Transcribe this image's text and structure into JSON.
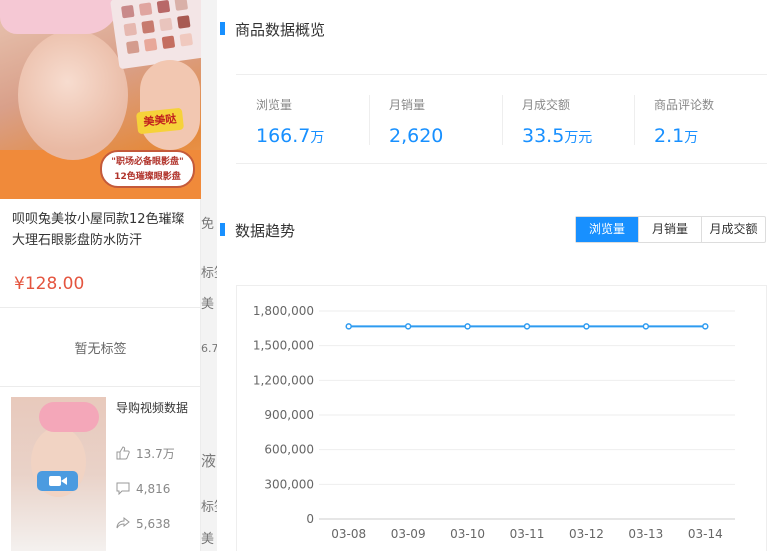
{
  "under": {
    "fragments": [
      "免",
      "标签",
      "美",
      "6.7",
      "液",
      "标签",
      "美"
    ]
  },
  "product": {
    "brand_tag": "美美哒",
    "ad_tag_line1": "\"职场必备眼影盘\"",
    "ad_tag_line2": "12色璀璨眼影盘",
    "title": "呗呗兔美妆小屋同款12色璀璨大理石眼影盘防水防汗",
    "price": "¥128.00",
    "no_tag": "暂无标签"
  },
  "video": {
    "label": "导购视频数据",
    "likes": "13.7万",
    "comments": "4,816",
    "shares": "5,638"
  },
  "overview": {
    "title": "商品数据概览",
    "metrics": [
      {
        "label": "浏览量",
        "value": "166.7",
        "unit": "万"
      },
      {
        "label": "月销量",
        "value": "2,620",
        "unit": ""
      },
      {
        "label": "月成交额",
        "value": "33.5",
        "unit": "万元"
      },
      {
        "label": "商品评论数",
        "value": "2.1",
        "unit": "万"
      }
    ]
  },
  "trend": {
    "title": "数据趋势",
    "tabs": [
      "浏览量",
      "月销量",
      "月成交额"
    ],
    "active_tab": 0
  },
  "colors": {
    "accent": "#1890ff",
    "price": "#e4553f",
    "line": "#2e9bf0"
  },
  "chart_data": {
    "type": "line",
    "x": [
      "03-08",
      "03-09",
      "03-10",
      "03-11",
      "03-12",
      "03-13",
      "03-14"
    ],
    "series": [
      {
        "values": [
          1667000,
          1667000,
          1667000,
          1667000,
          1667000,
          1667000,
          1667000
        ]
      }
    ],
    "y_ticks": [
      "1,800,000",
      "1,500,000",
      "1,200,000",
      "900,000",
      "600,000",
      "300,000",
      "0"
    ],
    "ylim": [
      0,
      1800000
    ],
    "grid": true
  }
}
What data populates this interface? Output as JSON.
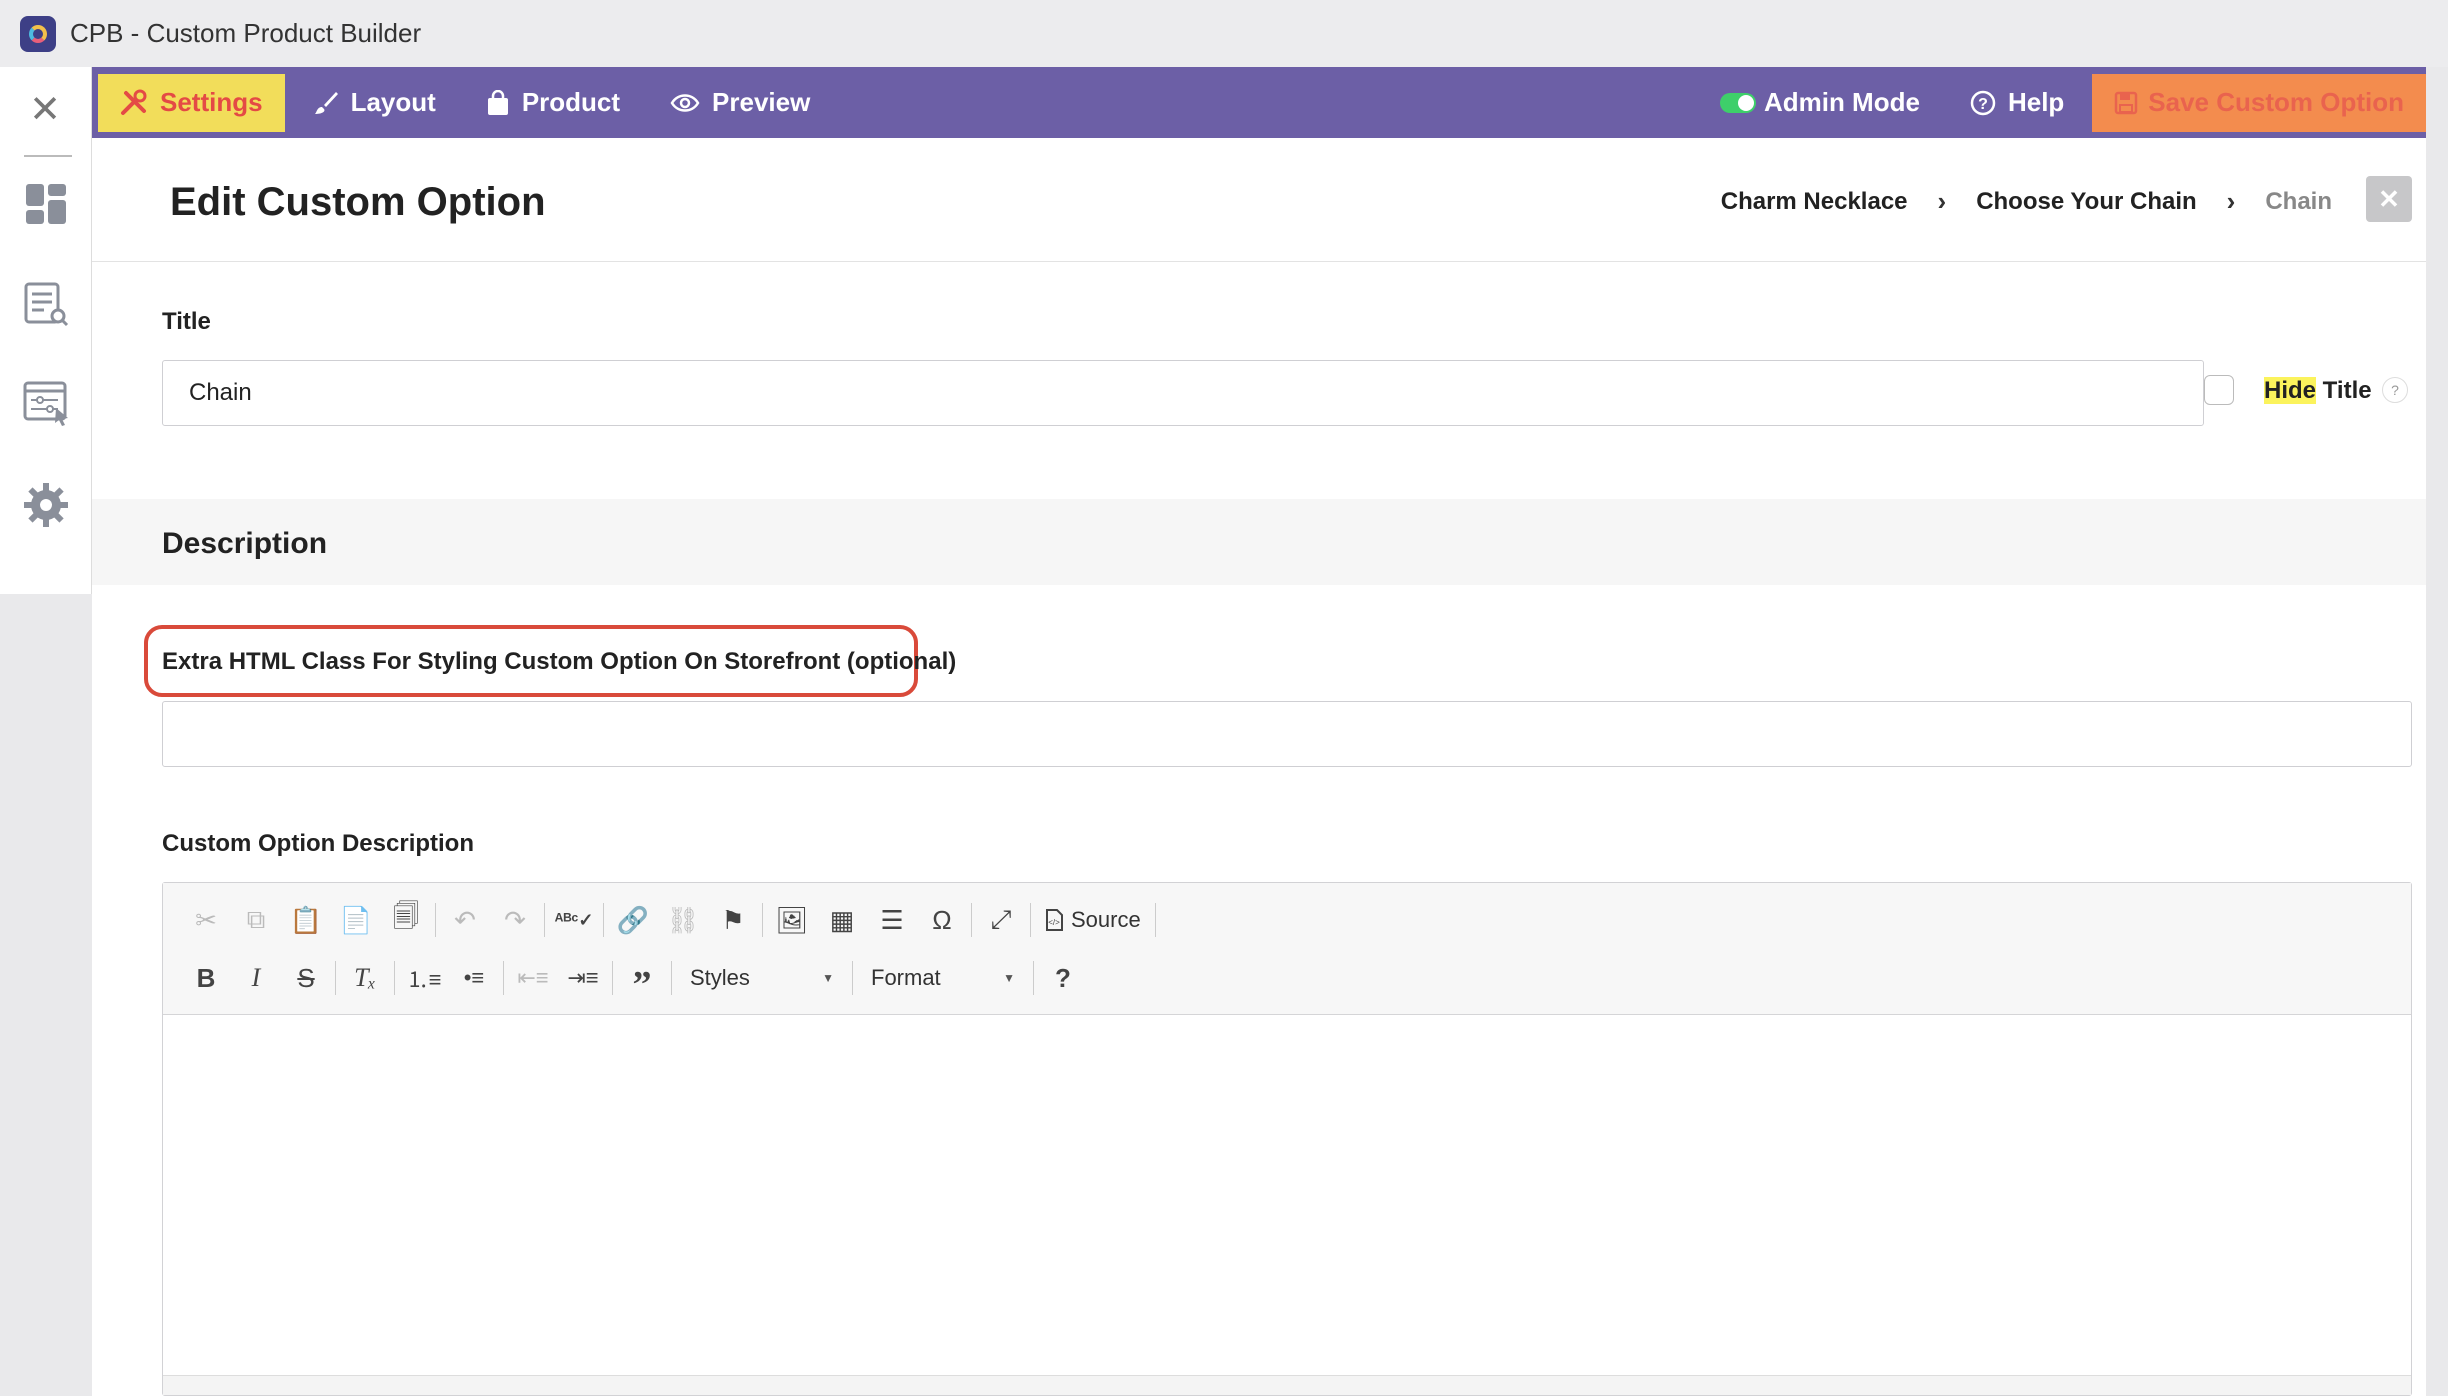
{
  "app": {
    "title": "CPB - Custom Product Builder"
  },
  "nav": {
    "settings": "Settings",
    "layout": "Layout",
    "product": "Product",
    "preview": "Preview",
    "admin_mode": "Admin Mode",
    "help": "Help",
    "save": "Save Custom Option"
  },
  "page": {
    "title": "Edit Custom Option",
    "breadcrumb": [
      "Charm Necklace",
      "Choose Your Chain",
      "Chain"
    ]
  },
  "form": {
    "title_label": "Title",
    "title_value": "Chain",
    "hide_title_hl": "Hide",
    "hide_title_rest": " Title",
    "help_mark": "?",
    "description_heading": "Description",
    "extra_class_label": "Extra HTML Class For Styling Custom Option On Storefront (optional)",
    "extra_class_value": "",
    "custom_desc_label": "Custom Option Description"
  },
  "editor": {
    "source_label": "Source",
    "styles_label": "Styles",
    "format_label": "Format",
    "help_mark": "?"
  },
  "colors": {
    "nav_bg": "#6c5fa6",
    "active_tab_bg": "#f2dd5a",
    "active_tab_text": "#e44a45",
    "save_bg": "#f38c4e",
    "highlight": "#d94a3a"
  }
}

═══

> _Required task_
Which lines above contain "Chain"? Show each of them.

> _Response below_
      "Choose Your Chain",
      "Chain"
    "title_value": "Chain",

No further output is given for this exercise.